▶ **Job**: Restate the data below word for word. Skip any images it contains.

▶ **Provided records**:
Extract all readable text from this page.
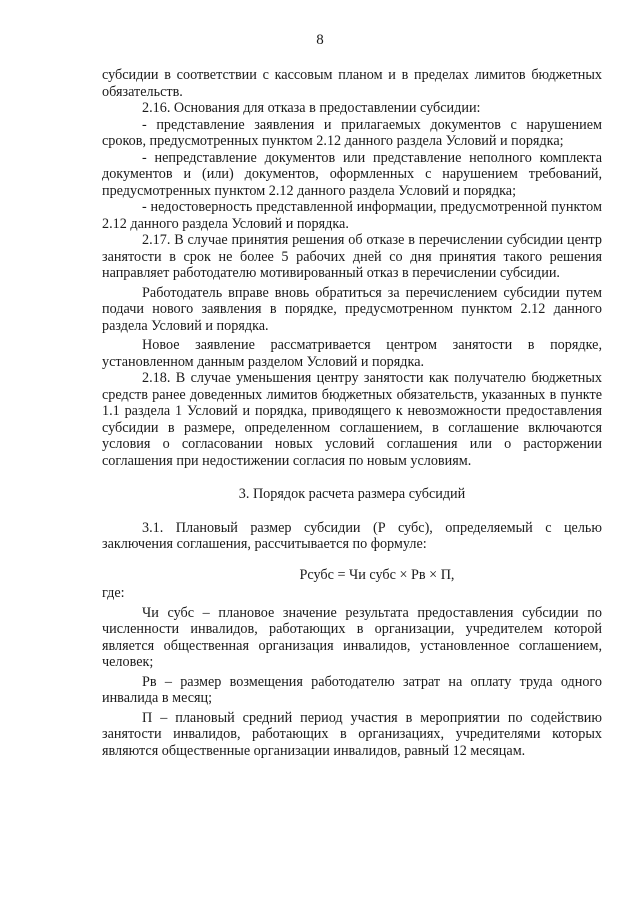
8

субсидии в соответствии с кассовым планом и в пределах лимитов бюджетных обязательств.

2.16. Основания для отказа в предоставлении субсидии:

- представление заявления и прилагаемых документов с нарушением сроков, предусмотренных пунктом 2.12 данного раздела Условий и порядка;

- непредставление документов или представление неполного комплекта документов и (или) документов, оформленных с нарушением требований, предусмотренных пунктом 2.12 данного раздела Условий и порядка;

- недостоверность представленной информации, предусмотренной пунктом 2.12 данного раздела Условий и порядка.

2.17. В случае принятия решения об отказе в перечислении субсидии центр занятости в срок не более 5 рабочих дней со дня принятия такого решения направляет работодателю мотивированный отказ в перечислении субсидии.

Работодатель вправе вновь обратиться за перечислением субсидии путем подачи нового заявления в порядке, предусмотренном пунктом 2.12 данного раздела Условий и порядка.

Новое заявление рассматривается центром занятости в порядке, установленном данным разделом Условий и порядка.

2.18. В случае уменьшения центру занятости как получателю бюджетных средств ранее доведенных лимитов бюджетных обязательств, указанных в пункте 1.1 раздела 1 Условий и порядка, приводящего к невозможности предоставления субсидии в размере, определенном соглашением, в соглашение включаются условия о согласовании новых условий соглашения или о расторжении соглашения при недостижении согласия по новым условиям.

3. Порядок расчета размера субсидий

3.1. Плановый размер субсидии (Р субс), определяемый с целью заключения соглашения, рассчитывается по формуле:

Рсубс = Чи субс × Рв × П,

где:

Чи субс – плановое значение результата предоставления субсидии по численности инвалидов, работающих в организации, учредителем которой является общественная организация инвалидов, установленное соглашением, человек;

Рв – размер возмещения работодателю затрат на оплату труда одного инвалида в месяц;

П – плановый средний период участия в мероприятии по содействию занятости инвалидов, работающих в организациях, учредителями которых являются общественные организации инвалидов, равный 12 месяцам.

▶ **Expected answer**:
Extract all readable text from this page.
8

субсидии в соответствии с кассовым планом и в пределах лимитов бюджетных обязательств.

2.16. Основания для отказа в предоставлении субсидии:

- представление заявления и прилагаемых документов с нарушением сроков, предусмотренных пунктом 2.12 данного раздела Условий и порядка;

- непредставление документов или представление неполного комплекта документов и (или) документов, оформленных с нарушением требований, предусмотренных пунктом 2.12 данного раздела Условий и порядка;

- недостоверность представленной информации, предусмотренной пунктом 2.12 данного раздела Условий и порядка.

2.17. В случае принятия решения об отказе в перечислении субсидии центр занятости в срок не более 5 рабочих дней со дня принятия такого решения направляет работодателю мотивированный отказ в перечислении субсидии.

Работодатель вправе вновь обратиться за перечислением субсидии путем подачи нового заявления в порядке, предусмотренном пунктом 2.12 данного раздела Условий и порядка.

Новое заявление рассматривается центром занятости в порядке, установленном данным разделом Условий и порядка.

2.18. В случае уменьшения центру занятости как получателю бюджетных средств ранее доведенных лимитов бюджетных обязательств, указанных в пункте 1.1 раздела 1 Условий и порядка, приводящего к невозможности предоставления субсидии в размере, определенном соглашением, в соглашение включаются условия о согласовании новых условий соглашения или о расторжении соглашения при недостижении согласия по новым условиям.

3. Порядок расчета размера субсидий

3.1. Плановый размер субсидии (Р субс), определяемый с целью заключения соглашения, рассчитывается по формуле:

Рсубс = Чи субс × Рв × П,

где:

Чи субс – плановое значение результата предоставления субсидии по численности инвалидов, работающих в организации, учредителем которой является общественная организация инвалидов, установленное соглашением, человек;

Рв – размер возмещения работодателю затрат на оплату труда одного инвалида в месяц;

П – плановый средний период участия в мероприятии по содействию занятости инвалидов, работающих в организациях, учредителями которых являются общественные организации инвалидов, равный 12 месяцам.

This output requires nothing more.